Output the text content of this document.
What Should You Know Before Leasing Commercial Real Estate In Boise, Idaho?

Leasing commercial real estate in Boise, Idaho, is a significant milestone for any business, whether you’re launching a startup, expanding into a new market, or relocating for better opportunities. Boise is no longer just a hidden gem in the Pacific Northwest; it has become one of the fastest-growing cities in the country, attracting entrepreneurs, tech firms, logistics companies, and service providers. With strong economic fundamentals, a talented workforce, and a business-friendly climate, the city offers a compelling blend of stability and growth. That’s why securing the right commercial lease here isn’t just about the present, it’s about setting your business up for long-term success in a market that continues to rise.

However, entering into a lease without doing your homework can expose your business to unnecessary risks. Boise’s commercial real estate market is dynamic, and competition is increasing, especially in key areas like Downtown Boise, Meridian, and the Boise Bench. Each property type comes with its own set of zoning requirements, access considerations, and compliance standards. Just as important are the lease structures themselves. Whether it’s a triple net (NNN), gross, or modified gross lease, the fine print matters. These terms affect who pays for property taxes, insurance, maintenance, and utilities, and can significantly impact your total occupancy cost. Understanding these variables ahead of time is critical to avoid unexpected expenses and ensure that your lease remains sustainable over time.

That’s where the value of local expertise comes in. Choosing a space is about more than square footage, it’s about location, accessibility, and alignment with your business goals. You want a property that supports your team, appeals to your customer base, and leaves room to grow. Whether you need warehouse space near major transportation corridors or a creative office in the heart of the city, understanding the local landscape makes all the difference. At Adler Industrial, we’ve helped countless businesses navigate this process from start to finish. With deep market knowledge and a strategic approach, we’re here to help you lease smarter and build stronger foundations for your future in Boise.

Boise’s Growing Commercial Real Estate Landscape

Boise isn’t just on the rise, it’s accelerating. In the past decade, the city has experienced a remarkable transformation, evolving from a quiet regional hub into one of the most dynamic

▸ Problem
Type the whole listing again, unaltered.

▸ Result
Output the text content of this document.
What Should You Know Before Leasing Commercial Real Estate In Boise, Idaho?

Leasing commercial real estate in Boise, Idaho, is a significant milestone for any business, whether you’re launching a startup, expanding into a new market, or relocating for better opportunities. Boise is no longer just a hidden gem in the Pacific Northwest; it has become one of the fastest-growing cities in the country, attracting entrepreneurs, tech firms, logistics companies, and service providers. With strong economic fundamentals, a talented workforce, and a business-friendly climate, the city offers a compelling blend of stability and growth. That’s why securing the right commercial lease here isn’t just about the present, it’s about setting your business up for long-term success in a market that continues to rise.

However, entering into a lease without doing your homework can expose your business to unnecessary risks. Boise’s commercial real estate market is dynamic, and competition is increasing, especially in key areas like Downtown Boise, Meridian, and the Boise Bench. Each property type comes with its own set of zoning requirements, access considerations, and compliance standards. Just as important are the lease structures themselves. Whether it’s a triple net (NNN), gross, or modified gross lease, the fine print matters. These terms affect who pays for property taxes, insurance, maintenance, and utilities, and can significantly impact your total occupancy cost. Understanding these variables ahead of time is critical to avoid unexpected expenses and ensure that your lease remains sustainable over time.

That’s where the value of local expertise comes in. Choosing a space is about more than square footage, it’s about location, accessibility, and alignment with your business goals. You want a property that supports your team, appeals to your customer base, and leaves room to grow. Whether you need warehouse space near major transportation corridors or a creative office in the heart of the city, understanding the local landscape makes all the difference. At Adler Industrial, we’ve helped countless businesses navigate this process from start to finish. With deep market knowledge and a strategic approach, we’re here to help you lease smarter and build stronger foundations for your future in Boise.

Boise’s Growing Commercial Real Estate Landscape

Boise isn’t just on the rise, it’s accelerating. In the past decade, the city has experienced a remarkable transformation, evolving from a quiet regional hub into one of the most dynamic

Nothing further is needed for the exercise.